Reproduce the records below, starting at the very first line and ending with the line that contains "footer-banner: 光明日报 2022.09.30", both ends included.

Records from a collection:
## START

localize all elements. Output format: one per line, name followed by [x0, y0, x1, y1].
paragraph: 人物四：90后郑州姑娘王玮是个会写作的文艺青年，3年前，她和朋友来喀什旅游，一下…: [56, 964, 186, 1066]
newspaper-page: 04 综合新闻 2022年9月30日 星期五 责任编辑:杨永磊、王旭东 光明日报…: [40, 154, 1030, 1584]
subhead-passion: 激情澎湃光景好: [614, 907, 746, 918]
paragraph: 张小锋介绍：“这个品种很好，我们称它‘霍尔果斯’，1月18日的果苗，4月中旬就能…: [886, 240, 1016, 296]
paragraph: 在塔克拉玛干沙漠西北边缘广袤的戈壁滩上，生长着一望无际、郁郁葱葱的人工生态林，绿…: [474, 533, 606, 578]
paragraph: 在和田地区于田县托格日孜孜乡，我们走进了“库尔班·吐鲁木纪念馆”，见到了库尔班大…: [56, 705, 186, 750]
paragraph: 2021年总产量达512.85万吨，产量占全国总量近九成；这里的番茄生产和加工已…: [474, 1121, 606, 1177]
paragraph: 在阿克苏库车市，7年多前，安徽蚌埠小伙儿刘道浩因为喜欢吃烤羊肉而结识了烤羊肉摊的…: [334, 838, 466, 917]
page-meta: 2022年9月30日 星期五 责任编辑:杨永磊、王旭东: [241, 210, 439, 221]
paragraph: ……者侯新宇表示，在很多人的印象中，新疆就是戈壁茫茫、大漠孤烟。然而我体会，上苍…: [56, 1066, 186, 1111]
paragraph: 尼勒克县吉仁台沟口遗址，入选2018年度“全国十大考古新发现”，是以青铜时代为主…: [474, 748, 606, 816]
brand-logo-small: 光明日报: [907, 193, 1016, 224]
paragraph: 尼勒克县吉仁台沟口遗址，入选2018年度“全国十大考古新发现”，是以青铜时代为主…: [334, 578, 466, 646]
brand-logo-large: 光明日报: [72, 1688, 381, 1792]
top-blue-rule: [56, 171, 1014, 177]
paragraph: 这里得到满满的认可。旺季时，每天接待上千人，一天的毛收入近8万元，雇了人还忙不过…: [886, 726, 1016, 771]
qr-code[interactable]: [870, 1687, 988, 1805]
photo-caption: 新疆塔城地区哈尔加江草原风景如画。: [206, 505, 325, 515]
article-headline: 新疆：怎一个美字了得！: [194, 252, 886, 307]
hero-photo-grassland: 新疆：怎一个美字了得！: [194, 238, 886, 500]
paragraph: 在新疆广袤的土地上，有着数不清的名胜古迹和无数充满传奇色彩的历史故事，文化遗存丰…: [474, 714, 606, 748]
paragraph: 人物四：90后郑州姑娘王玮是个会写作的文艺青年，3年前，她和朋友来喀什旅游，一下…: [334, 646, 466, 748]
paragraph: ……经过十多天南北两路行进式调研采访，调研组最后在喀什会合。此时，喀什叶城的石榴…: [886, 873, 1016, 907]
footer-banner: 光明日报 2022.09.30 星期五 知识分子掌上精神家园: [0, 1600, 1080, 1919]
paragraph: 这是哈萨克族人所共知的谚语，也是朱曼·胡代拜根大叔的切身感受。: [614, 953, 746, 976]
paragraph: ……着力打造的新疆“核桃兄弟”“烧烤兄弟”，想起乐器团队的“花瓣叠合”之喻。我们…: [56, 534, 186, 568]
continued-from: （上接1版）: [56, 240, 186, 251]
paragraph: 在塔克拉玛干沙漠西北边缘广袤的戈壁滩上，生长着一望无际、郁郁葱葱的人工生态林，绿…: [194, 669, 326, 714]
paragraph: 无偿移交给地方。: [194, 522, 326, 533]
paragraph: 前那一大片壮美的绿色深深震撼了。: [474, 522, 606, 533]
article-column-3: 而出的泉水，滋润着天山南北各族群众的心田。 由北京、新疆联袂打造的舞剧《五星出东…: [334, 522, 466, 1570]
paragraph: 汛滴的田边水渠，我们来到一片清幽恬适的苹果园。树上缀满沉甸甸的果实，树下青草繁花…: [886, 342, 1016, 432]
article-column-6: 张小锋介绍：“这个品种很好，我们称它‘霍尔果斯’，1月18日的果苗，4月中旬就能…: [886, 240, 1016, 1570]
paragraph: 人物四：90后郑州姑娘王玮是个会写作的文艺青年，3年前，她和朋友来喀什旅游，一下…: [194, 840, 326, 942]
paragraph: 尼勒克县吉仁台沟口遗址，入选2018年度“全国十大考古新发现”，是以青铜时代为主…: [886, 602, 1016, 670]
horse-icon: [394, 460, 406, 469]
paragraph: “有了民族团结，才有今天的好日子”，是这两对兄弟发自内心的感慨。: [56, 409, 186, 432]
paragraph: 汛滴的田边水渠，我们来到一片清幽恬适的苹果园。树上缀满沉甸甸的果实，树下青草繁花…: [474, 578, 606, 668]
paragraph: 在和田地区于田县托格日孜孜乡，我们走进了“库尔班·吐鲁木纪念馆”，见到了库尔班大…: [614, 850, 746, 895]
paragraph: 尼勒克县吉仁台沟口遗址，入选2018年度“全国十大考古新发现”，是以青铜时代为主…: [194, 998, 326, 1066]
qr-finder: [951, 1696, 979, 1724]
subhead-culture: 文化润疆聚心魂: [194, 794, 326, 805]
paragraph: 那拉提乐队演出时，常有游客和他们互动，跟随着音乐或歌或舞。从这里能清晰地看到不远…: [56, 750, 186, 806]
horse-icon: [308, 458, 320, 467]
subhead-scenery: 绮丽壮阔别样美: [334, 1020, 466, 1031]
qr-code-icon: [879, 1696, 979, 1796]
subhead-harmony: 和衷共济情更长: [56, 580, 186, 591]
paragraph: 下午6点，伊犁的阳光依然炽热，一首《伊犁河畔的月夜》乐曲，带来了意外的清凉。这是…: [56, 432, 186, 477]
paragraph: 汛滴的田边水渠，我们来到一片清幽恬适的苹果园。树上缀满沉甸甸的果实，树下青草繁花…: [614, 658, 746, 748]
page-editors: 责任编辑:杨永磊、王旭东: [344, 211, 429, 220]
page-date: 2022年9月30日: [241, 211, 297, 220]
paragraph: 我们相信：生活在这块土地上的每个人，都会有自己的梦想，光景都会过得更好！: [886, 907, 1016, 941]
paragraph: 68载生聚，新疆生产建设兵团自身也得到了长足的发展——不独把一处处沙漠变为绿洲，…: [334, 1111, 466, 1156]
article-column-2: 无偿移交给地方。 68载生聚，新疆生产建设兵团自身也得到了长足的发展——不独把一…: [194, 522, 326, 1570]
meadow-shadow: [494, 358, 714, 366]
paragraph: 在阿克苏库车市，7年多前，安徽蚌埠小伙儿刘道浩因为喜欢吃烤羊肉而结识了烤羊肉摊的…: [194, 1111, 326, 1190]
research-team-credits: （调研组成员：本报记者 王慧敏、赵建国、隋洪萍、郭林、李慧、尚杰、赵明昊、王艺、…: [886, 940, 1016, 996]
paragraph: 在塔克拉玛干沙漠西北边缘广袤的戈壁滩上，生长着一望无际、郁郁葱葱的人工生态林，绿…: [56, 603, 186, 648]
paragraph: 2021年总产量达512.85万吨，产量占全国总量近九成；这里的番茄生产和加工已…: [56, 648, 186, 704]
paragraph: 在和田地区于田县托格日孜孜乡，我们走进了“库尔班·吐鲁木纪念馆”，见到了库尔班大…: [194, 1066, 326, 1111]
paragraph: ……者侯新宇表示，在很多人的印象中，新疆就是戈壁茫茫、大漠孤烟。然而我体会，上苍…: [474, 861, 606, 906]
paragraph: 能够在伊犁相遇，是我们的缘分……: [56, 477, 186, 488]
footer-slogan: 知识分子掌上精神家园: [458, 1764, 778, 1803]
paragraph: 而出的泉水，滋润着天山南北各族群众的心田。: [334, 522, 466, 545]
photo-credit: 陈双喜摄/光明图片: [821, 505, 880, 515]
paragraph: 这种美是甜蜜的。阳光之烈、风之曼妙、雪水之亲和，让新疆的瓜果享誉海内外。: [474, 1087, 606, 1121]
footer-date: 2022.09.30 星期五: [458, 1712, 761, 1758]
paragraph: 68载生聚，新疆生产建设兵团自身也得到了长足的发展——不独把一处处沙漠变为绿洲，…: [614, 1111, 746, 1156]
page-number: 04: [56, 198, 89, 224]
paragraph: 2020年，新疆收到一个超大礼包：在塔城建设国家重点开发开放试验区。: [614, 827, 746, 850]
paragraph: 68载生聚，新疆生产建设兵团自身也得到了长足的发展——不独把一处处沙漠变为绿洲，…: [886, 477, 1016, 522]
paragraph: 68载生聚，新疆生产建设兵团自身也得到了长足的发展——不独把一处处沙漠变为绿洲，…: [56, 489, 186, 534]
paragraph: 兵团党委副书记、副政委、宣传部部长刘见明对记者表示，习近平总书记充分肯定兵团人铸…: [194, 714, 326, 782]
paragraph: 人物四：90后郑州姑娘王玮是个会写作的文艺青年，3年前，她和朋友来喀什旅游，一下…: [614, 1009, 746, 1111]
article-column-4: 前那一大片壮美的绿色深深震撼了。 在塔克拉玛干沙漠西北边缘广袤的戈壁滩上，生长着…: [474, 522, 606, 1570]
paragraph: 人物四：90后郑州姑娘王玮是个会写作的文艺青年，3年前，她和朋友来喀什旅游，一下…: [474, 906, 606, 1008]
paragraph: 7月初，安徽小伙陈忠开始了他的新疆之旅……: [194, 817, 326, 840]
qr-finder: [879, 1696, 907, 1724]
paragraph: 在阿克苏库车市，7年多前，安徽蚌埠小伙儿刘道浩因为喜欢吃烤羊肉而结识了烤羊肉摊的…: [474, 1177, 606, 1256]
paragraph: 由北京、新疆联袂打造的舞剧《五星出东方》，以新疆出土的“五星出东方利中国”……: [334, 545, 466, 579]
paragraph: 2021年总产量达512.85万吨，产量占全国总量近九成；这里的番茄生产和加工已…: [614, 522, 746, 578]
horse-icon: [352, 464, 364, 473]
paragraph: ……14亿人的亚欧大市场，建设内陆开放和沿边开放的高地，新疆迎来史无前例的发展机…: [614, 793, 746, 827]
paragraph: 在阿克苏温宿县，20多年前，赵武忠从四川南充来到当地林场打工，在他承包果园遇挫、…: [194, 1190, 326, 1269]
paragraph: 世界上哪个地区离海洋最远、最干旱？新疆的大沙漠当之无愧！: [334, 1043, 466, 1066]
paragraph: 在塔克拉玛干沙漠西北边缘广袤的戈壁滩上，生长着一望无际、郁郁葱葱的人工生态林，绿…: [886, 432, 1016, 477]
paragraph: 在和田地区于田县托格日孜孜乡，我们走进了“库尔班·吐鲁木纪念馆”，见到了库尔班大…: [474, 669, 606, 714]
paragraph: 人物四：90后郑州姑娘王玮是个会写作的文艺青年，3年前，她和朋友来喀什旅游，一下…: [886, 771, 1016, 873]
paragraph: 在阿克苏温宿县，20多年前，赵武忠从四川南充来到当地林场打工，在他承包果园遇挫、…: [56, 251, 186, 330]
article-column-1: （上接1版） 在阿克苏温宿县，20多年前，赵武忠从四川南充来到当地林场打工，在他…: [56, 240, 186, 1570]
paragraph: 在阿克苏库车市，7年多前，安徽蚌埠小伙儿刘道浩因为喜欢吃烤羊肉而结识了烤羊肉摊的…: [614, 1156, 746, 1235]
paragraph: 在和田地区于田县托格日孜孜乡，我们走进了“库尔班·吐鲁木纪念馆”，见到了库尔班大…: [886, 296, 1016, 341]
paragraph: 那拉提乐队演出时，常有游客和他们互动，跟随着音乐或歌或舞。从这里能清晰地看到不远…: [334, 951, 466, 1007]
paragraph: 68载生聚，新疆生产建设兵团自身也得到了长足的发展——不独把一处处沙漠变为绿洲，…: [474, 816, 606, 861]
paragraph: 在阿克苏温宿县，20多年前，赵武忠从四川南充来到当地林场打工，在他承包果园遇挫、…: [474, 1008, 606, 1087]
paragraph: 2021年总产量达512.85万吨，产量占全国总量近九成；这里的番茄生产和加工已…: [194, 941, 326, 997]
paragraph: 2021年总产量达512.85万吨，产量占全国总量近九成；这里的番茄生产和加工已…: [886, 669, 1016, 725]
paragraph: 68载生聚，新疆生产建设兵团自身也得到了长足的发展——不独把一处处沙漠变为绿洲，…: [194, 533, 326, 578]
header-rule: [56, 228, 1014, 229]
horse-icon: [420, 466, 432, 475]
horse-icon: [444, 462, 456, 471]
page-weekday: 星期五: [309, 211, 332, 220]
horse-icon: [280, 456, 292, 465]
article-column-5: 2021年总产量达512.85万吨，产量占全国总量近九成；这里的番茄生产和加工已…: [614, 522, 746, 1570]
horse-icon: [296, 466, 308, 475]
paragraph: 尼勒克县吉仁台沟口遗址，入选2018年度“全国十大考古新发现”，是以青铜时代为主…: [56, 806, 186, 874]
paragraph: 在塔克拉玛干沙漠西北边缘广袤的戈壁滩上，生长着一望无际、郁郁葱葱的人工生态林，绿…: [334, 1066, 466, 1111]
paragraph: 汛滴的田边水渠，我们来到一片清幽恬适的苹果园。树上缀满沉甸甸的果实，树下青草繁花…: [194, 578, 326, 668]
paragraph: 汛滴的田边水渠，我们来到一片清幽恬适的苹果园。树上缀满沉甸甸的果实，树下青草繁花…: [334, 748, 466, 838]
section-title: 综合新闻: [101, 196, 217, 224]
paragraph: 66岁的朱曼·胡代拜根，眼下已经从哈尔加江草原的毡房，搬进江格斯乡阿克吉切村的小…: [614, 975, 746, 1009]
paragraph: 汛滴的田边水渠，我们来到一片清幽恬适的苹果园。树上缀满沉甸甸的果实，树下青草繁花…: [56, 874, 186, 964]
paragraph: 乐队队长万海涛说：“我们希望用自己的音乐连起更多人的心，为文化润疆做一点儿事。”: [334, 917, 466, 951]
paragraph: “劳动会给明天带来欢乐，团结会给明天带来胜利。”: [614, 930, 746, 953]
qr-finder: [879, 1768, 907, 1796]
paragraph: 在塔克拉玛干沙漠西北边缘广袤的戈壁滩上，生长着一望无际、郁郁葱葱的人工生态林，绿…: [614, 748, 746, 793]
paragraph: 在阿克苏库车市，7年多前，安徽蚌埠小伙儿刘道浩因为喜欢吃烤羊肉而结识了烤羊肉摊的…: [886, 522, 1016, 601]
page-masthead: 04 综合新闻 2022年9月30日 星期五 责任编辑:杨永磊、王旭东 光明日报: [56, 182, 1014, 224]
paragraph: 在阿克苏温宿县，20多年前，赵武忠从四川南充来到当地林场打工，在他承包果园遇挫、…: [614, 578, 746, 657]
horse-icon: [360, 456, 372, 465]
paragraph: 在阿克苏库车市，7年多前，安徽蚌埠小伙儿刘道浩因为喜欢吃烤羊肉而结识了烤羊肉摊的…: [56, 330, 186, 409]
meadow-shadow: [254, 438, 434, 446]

## END

= Worked answer =
localize all elements. Output format: one per line, name followed by [x0, y0, x1, y1].
paragraph: 人物四：90后郑州姑娘王玮是个会写作的文艺青年，3年前，她和朋友来喀什旅游，一下…: [56, 964, 186, 1066]
newspaper-page: 04 综合新闻 2022年9月30日 星期五 责任编辑:杨永磊、王旭东 光明日报…: [40, 154, 1030, 1584]
subhead-passion: 激情澎湃光景好: [614, 907, 746, 918]
paragraph: 张小锋介绍：“这个品种很好，我们称它‘霍尔果斯’，1月18日的果苗，4月中旬就能…: [886, 240, 1016, 296]
paragraph: 在塔克拉玛干沙漠西北边缘广袤的戈壁滩上，生长着一望无际、郁郁葱葱的人工生态林，绿…: [474, 533, 606, 578]
paragraph: 在和田地区于田县托格日孜孜乡，我们走进了“库尔班·吐鲁木纪念馆”，见到了库尔班大…: [56, 705, 186, 750]
paragraph: 2021年总产量达512.85万吨，产量占全国总量近九成；这里的番茄生产和加工已…: [474, 1121, 606, 1177]
paragraph: 在阿克苏库车市，7年多前，安徽蚌埠小伙儿刘道浩因为喜欢吃烤羊肉而结识了烤羊肉摊的…: [334, 838, 466, 917]
page-meta: 2022年9月30日 星期五 责任编辑:杨永磊、王旭东: [241, 210, 439, 221]
paragraph: ……者侯新宇表示，在很多人的印象中，新疆就是戈壁茫茫、大漠孤烟。然而我体会，上苍…: [56, 1066, 186, 1111]
paragraph: 尼勒克县吉仁台沟口遗址，入选2018年度“全国十大考古新发现”，是以青铜时代为主…: [474, 748, 606, 816]
brand-logo-small: 光明日报: [907, 193, 1016, 224]
paragraph: 尼勒克县吉仁台沟口遗址，入选2018年度“全国十大考古新发现”，是以青铜时代为主…: [334, 578, 466, 646]
brand-logo-large: 光明日报: [72, 1688, 381, 1792]
top-blue-rule: [56, 171, 1014, 177]
paragraph: 这里得到满满的认可。旺季时，每天接待上千人，一天的毛收入近8万元，雇了人还忙不过…: [886, 726, 1016, 771]
qr-code[interactable]: [870, 1687, 988, 1805]
photo-caption: 新疆塔城地区哈尔加江草原风景如画。: [206, 505, 325, 515]
article-headline: 新疆：怎一个美字了得！: [194, 252, 886, 307]
hero-photo-grassland: 新疆：怎一个美字了得！: [194, 238, 886, 500]
paragraph: 在新疆广袤的土地上，有着数不清的名胜古迹和无数充满传奇色彩的历史故事，文化遗存丰…: [474, 714, 606, 748]
paragraph: 人物四：90后郑州姑娘王玮是个会写作的文艺青年，3年前，她和朋友来喀什旅游，一下…: [334, 646, 466, 748]
paragraph: ……经过十多天南北两路行进式调研采访，调研组最后在喀什会合。此时，喀什叶城的石榴…: [886, 873, 1016, 907]
footer-banner: 光明日报 2022.09.30 星期五 知识分子掌上精神家园: [0, 1600, 1080, 1919]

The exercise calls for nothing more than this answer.